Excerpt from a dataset
○ ○ ○ ○ ○

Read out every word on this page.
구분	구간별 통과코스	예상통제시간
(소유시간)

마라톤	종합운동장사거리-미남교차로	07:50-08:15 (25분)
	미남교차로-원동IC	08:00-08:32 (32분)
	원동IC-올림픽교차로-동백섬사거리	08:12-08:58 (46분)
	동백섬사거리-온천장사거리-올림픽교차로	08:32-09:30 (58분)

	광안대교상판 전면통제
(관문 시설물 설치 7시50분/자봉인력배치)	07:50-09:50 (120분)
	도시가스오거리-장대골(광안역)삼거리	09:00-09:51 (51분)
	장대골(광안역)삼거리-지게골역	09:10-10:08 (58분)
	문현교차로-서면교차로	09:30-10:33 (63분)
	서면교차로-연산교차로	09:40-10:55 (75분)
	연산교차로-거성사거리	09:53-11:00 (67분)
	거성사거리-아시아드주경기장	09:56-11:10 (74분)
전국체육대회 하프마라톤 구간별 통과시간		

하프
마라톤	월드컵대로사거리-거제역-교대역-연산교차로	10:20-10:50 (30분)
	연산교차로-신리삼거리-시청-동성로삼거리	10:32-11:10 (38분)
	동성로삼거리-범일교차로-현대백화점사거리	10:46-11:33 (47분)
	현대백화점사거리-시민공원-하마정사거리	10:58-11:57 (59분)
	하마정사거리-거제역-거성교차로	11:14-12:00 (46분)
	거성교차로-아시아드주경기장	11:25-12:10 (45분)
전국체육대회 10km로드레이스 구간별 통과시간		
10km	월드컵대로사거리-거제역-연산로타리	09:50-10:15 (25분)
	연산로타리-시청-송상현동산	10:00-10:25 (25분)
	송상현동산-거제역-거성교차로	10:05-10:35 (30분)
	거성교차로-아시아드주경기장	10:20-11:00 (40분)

○ ○ ○ ○ ○

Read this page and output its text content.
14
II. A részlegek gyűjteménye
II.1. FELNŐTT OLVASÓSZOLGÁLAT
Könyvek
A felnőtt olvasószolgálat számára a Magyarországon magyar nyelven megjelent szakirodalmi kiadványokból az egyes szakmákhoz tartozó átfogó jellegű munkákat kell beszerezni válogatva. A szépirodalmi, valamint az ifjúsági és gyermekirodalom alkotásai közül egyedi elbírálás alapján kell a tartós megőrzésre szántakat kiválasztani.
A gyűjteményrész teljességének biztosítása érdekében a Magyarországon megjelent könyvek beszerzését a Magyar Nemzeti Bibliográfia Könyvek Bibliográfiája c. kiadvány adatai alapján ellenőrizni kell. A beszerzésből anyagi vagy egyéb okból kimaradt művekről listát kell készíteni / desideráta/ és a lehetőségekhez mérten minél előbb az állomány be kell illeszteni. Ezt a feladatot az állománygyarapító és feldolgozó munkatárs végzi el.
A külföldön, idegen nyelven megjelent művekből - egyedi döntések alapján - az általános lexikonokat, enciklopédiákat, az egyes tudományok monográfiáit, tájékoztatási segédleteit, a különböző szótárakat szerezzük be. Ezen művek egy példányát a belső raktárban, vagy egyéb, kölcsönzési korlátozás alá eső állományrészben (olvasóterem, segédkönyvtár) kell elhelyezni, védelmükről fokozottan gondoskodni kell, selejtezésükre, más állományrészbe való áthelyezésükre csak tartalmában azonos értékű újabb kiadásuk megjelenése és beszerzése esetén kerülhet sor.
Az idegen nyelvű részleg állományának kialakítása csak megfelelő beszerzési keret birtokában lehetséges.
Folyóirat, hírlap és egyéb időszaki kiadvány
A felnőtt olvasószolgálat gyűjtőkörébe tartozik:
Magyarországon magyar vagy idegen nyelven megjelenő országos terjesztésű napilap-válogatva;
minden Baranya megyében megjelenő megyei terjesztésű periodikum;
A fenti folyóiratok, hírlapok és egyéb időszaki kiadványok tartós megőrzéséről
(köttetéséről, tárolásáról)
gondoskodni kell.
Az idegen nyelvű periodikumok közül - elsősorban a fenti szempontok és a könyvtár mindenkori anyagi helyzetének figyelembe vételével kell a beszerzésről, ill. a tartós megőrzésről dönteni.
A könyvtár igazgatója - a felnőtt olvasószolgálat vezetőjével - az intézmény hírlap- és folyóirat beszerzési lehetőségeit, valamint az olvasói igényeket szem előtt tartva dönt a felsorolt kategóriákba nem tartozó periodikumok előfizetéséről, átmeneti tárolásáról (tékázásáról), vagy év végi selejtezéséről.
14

○ ○ ○ ○ ○

Exercise objective »
Select every line of the records holding the string "하마정사거리".

Result of the task »
	현대백화점사거리-시민공원-하마정사거리	10:58-11:57 (59분)
	하마정사거리-거제역-거성교차로	11:14-12:00 (46분)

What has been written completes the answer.